EXERCISE AIM
Find the string "color" in the records. Copy every line it appears in.

MATERIALS PROVIDED
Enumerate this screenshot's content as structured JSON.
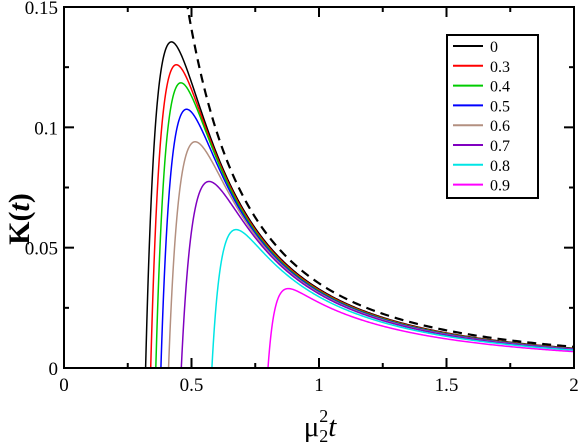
{
  "chart_data": {
    "type": "line",
    "xlabel": {
      "base": "μ",
      "sub": "2",
      "sup": "2",
      "tail": "t"
    },
    "ylabel": {
      "head": "K(",
      "var": "t",
      "tail": ")"
    },
    "xlim": [
      0,
      2
    ],
    "ylim": [
      0,
      0.15
    ],
    "xticks": [
      0,
      0.5,
      1,
      1.5,
      2
    ],
    "xtick_labels": [
      "0",
      "0.5",
      "1",
      "1.5",
      "2"
    ],
    "yticks": [
      0,
      0.05,
      0.1,
      0.15
    ],
    "ytick_labels": [
      "0",
      "0.05",
      "0.1",
      "0.15"
    ],
    "grid": false,
    "legend_position": "top-right",
    "series": [
      {
        "name": "0",
        "color": "#000000",
        "t0": 0.32,
        "peak_x": 0.4,
        "peak_y": 0.1355
      },
      {
        "name": "0.3",
        "color": "#ff0000",
        "t0": 0.34,
        "peak_x": 0.42,
        "peak_y": 0.126
      },
      {
        "name": "0.4",
        "color": "#00cc00",
        "t0": 0.36,
        "peak_x": 0.44,
        "peak_y": 0.1185
      },
      {
        "name": "0.5",
        "color": "#0000ff",
        "t0": 0.38,
        "peak_x": 0.46,
        "peak_y": 0.1075
      },
      {
        "name": "0.6",
        "color": "#b39080",
        "t0": 0.41,
        "peak_x": 0.5,
        "peak_y": 0.094
      },
      {
        "name": "0.7",
        "color": "#8000c0",
        "t0": 0.46,
        "peak_x": 0.56,
        "peak_y": 0.0775
      },
      {
        "name": "0.8",
        "color": "#00e5e5",
        "t0": 0.58,
        "peak_x": 0.68,
        "peak_y": 0.0575
      },
      {
        "name": "0.9",
        "color": "#ff00ff",
        "t0": 0.8,
        "peak_x": 0.92,
        "peak_y": 0.033
      }
    ],
    "bound": {
      "style": "dashed",
      "color": "#000000",
      "coef": 0.0352,
      "power": 2,
      "x_start": 0.48,
      "x_end": 2.0
    },
    "tail_values_at_x2": {
      "0": 0.0082,
      "0.3": 0.0081,
      "0.4": 0.008,
      "0.5": 0.0079,
      "0.6": 0.0078,
      "0.7": 0.0077,
      "0.8": 0.0074,
      "0.9": 0.0068
    }
  }
}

RESPONSE TO THE EXERCISE
        "color": "#000000",
        "color": "#ff0000",
        "color": "#00cc00",
        "color": "#0000ff",
        "color": "#b39080",
        "color": "#8000c0",
        "color": "#00e5e5",
        "color": "#ff00ff",
      "color": "#000000",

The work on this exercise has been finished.